▶

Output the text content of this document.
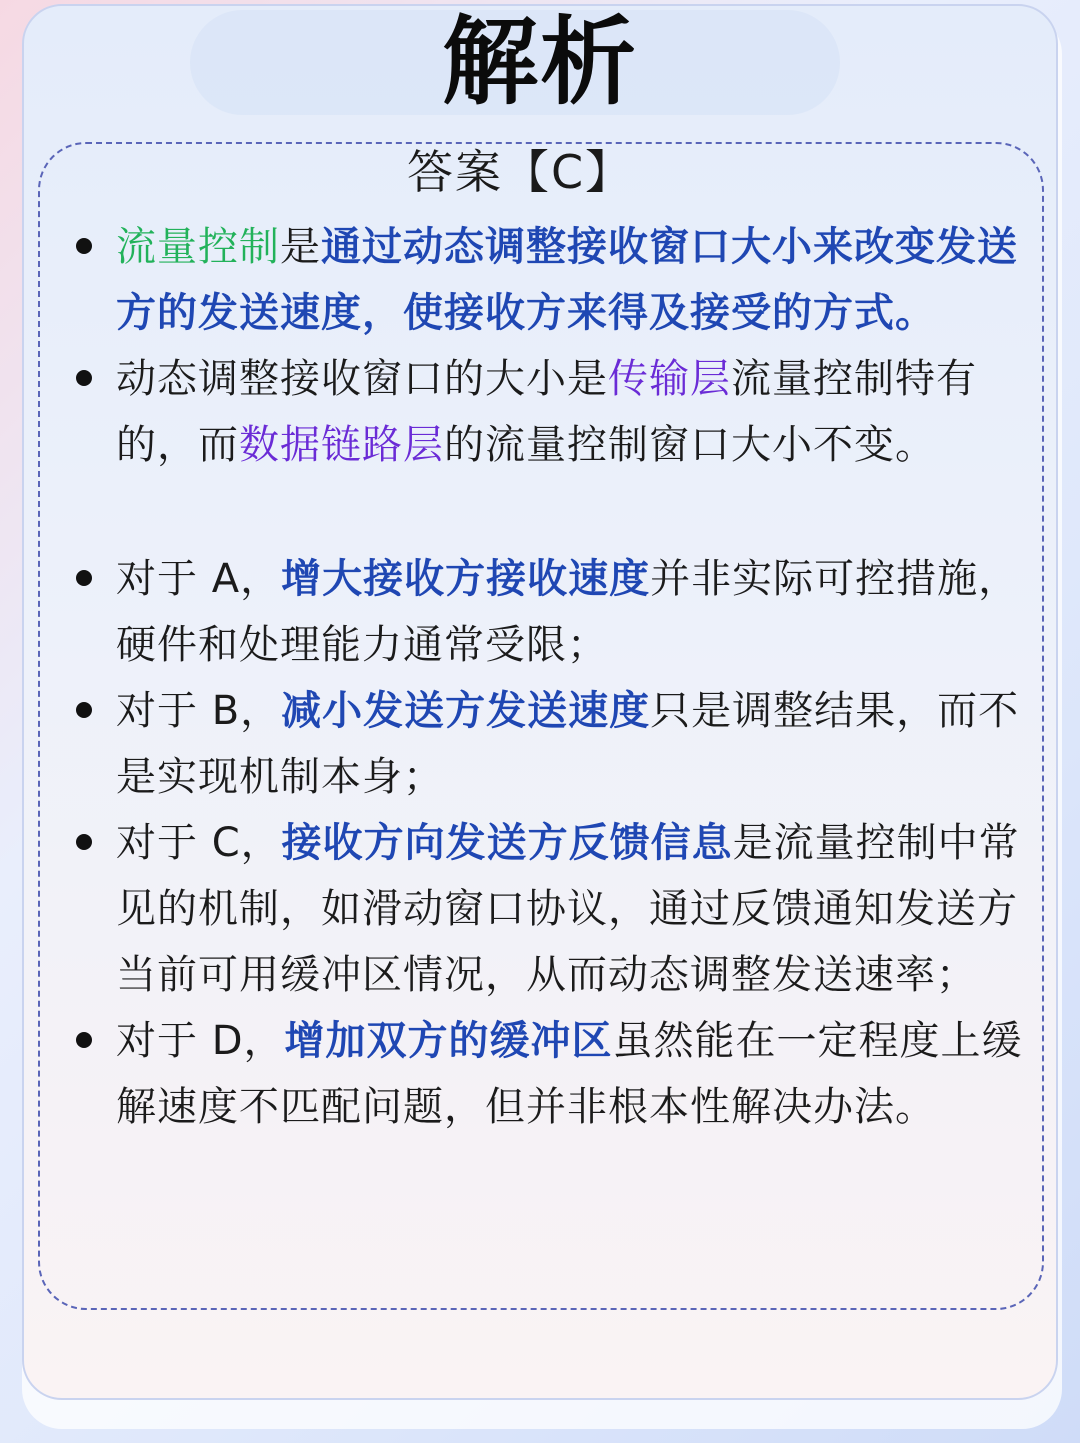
解析
答案【C】
流量控制是通过动态调整接收窗口大小来改变发送方的发送速度，使接收方来得及接受的方式。
动态调整接收窗口的大小是传输层流量控制特有的，而数据链路层的流量控制窗口大小不变。
对于 A，增大接收方接收速度并非实际可控措施，硬件和处理能力通常受限；
对于 B，减小发送方发送速度只是调整结果，而不是实现机制本身；
对于 C，接收方向发送方反馈信息是流量控制中常见的机制，如滑动窗口协议，通过反馈通知发送方当前可用缓冲区情况，从而动态调整发送速率；
对于 D，增加双方的缓冲区虽然能在一定程度上缓解速度不匹配问题，但并非根本性解决办法。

◀

# Goal:
All of the lines above should be retyped precisely, apart from the pictures.

# Solution for this exercise:
Output the text content of this document.
解析
答案【C】
流量控制是通过动态调整接收窗口大小来改变发送方的发送速度，使接收方来得及接受的方式。
动态调整接收窗口的大小是传输层流量控制特有的，而数据链路层的流量控制窗口大小不变。
对于 A，增大接收方接收速度并非实际可控措施，硬件和处理能力通常受限；
对于 B，减小发送方发送速度只是调整结果，而不是实现机制本身；
对于 C，接收方向发送方反馈信息是流量控制中常见的机制，如滑动窗口协议，通过反馈通知发送方当前可用缓冲区情况，从而动态调整发送速率；
对于 D，增加双方的缓冲区虽然能在一定程度上缓解速度不匹配问题，但并非根本性解决办法。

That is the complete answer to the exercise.